What to produce:
Pictures stay out of the copy; restate everything else in the material exactly.

╔══

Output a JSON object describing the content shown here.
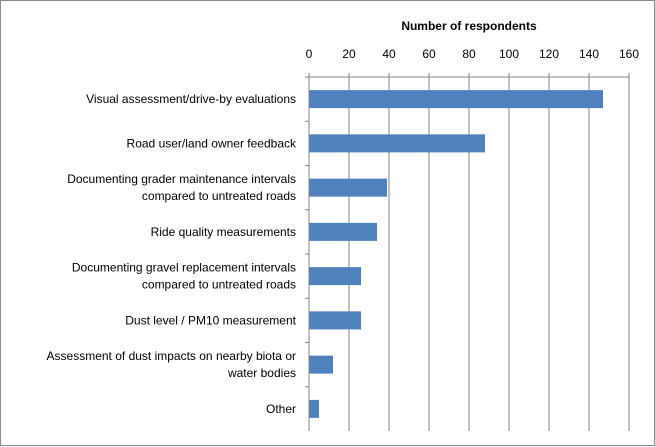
{
  "chart_data": {
    "type": "bar",
    "orientation": "horizontal",
    "title": "",
    "xlabel": "Number of respondents",
    "ylabel": "",
    "xlim": [
      0,
      160
    ],
    "x_ticks": [
      0,
      20,
      40,
      60,
      80,
      100,
      120,
      140,
      160
    ],
    "x_tick_labels": [
      "0",
      "20",
      "40",
      "60",
      "80",
      "100",
      "120",
      "140",
      "160"
    ],
    "x_axis_position": "top",
    "grid": true,
    "legend": "none",
    "bar_color": "#4f81bd",
    "gridline_color": "#868686",
    "categories": [
      [
        "Visual assessment/drive-by evaluations"
      ],
      [
        "Road user/land owner feedback"
      ],
      [
        "Documenting grader maintenance intervals",
        "compared to untreated roads"
      ],
      [
        "Ride quality measurements"
      ],
      [
        "Documenting gravel replacement intervals",
        "compared to untreated roads"
      ],
      [
        "Dust level / PM10 measurement"
      ],
      [
        "Assessment of dust impacts on nearby biota or",
        "water bodies"
      ],
      [
        "Other"
      ]
    ],
    "values": [
      147,
      88,
      39,
      34,
      26,
      26,
      12,
      5
    ]
  }
}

╚══

Solution for this task:
Output a JSON object describing the content shown here.
{
  "chart_data": {
    "type": "bar",
    "orientation": "horizontal",
    "title": "",
    "xlabel": "Number of respondents",
    "ylabel": "",
    "xlim": [
      0,
      160
    ],
    "x_ticks": [
      0,
      20,
      40,
      60,
      80,
      100,
      120,
      140,
      160
    ],
    "x_tick_labels": [
      "0",
      "20",
      "40",
      "60",
      "80",
      "100",
      "120",
      "140",
      "160"
    ],
    "x_axis_position": "top",
    "grid": true,
    "legend": "none",
    "bar_color": "#4f81bd",
    "gridline_color": "#868686",
    "categories": [
      [
        "Visual assessment/drive-by evaluations"
      ],
      [
        "Road user/land owner feedback"
      ],
      [
        "Documenting grader maintenance intervals",
        "compared to untreated roads"
      ],
      [
        "Ride quality measurements"
      ],
      [
        "Documenting gravel replacement intervals",
        "compared to untreated roads"
      ],
      [
        "Dust level / PM10 measurement"
      ],
      [
        "Assessment of dust impacts on nearby biota or",
        "water bodies"
      ],
      [
        "Other"
      ]
    ],
    "values": [
      147,
      88,
      39,
      34,
      26,
      26,
      12,
      5
    ]
  }
}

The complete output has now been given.